[BEGIN Exercise data]

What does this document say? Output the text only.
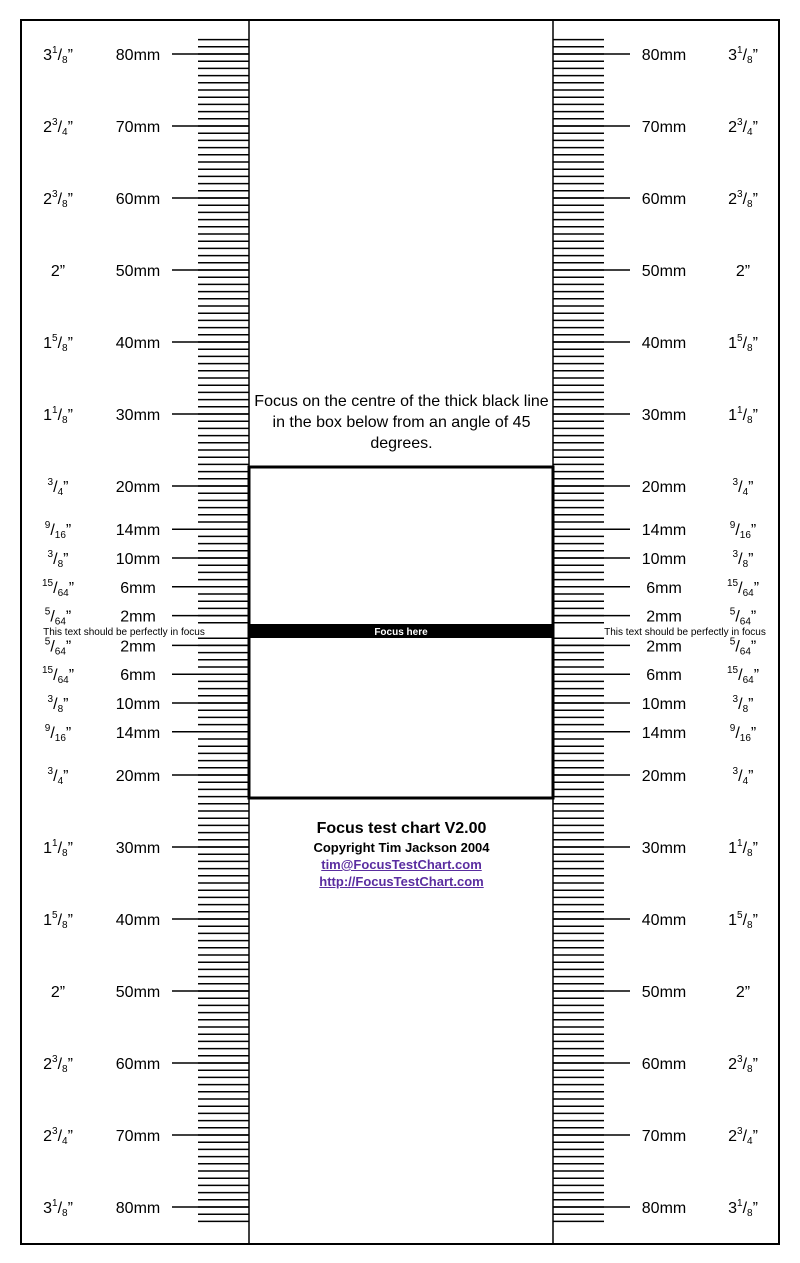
80mm	80mm
$3^1/8$”	$3^1/8$”
70mm	70mm
$2^3/4$”	$2^3/4$”
60mm	60mm
$2^3/8$”	$2^3/8$”
50mm	50mm
2”	2”
40mm	40mm
$1^5/8$”	$1^5/8$”
30mm	30mm
$1^1/8$”	$1^1/8$”
20mm	20mm
$^3$/4”	$^3$/4”
14mm	14mm
$^9$/16”	$^9$/16”
10mm	10mm
$^3$/8”	$^3$/8”
6mm	6mm
$^{15}$/64”	$^{15}$/64”
2mm	2mm
$^5$/64”	$^5$/64”
2mm	2mm
$^5$/64”	$^5$/64”
6mm	6mm
$^{15}$/64”	$^{15}$/64”
10mm	10mm
$^3$/8”	$^3$/8”
14mm	14mm
$^9$/16”	$^9$/16”
20mm	20mm
$^3$/4”	$^3$/4”
30mm	30mm
$1^1/8$”	$1^1/8$”
40mm	40mm
$1^5/8$”	$1^5/8$”
50mm	50mm
2”	2”
60mm	60mm
$2^3/8$”	$2^3/8$”
70mm	70mm
$2^3/4$”	$2^3/4$”
80mm	80mm
$3^1/8$”	$3^1/8$”
Focus here
This text should be perfectly in focus	This text should be perfectly in focus
Focus on the centre of the thick black line in the box below from an angle of 45 degrees.
Focus test chart V2.00
Copyright Tim Jackson 2004
tim@FocusTestChart.com
http://FocusTestChart.com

[END Exercise data]

- [Given instruction] Show all lines from the records above where the word "text" occurs.

- [Written response]
What does this document say? Output the text only.
This text should be perfectly in focus	This text should be perfectly in focus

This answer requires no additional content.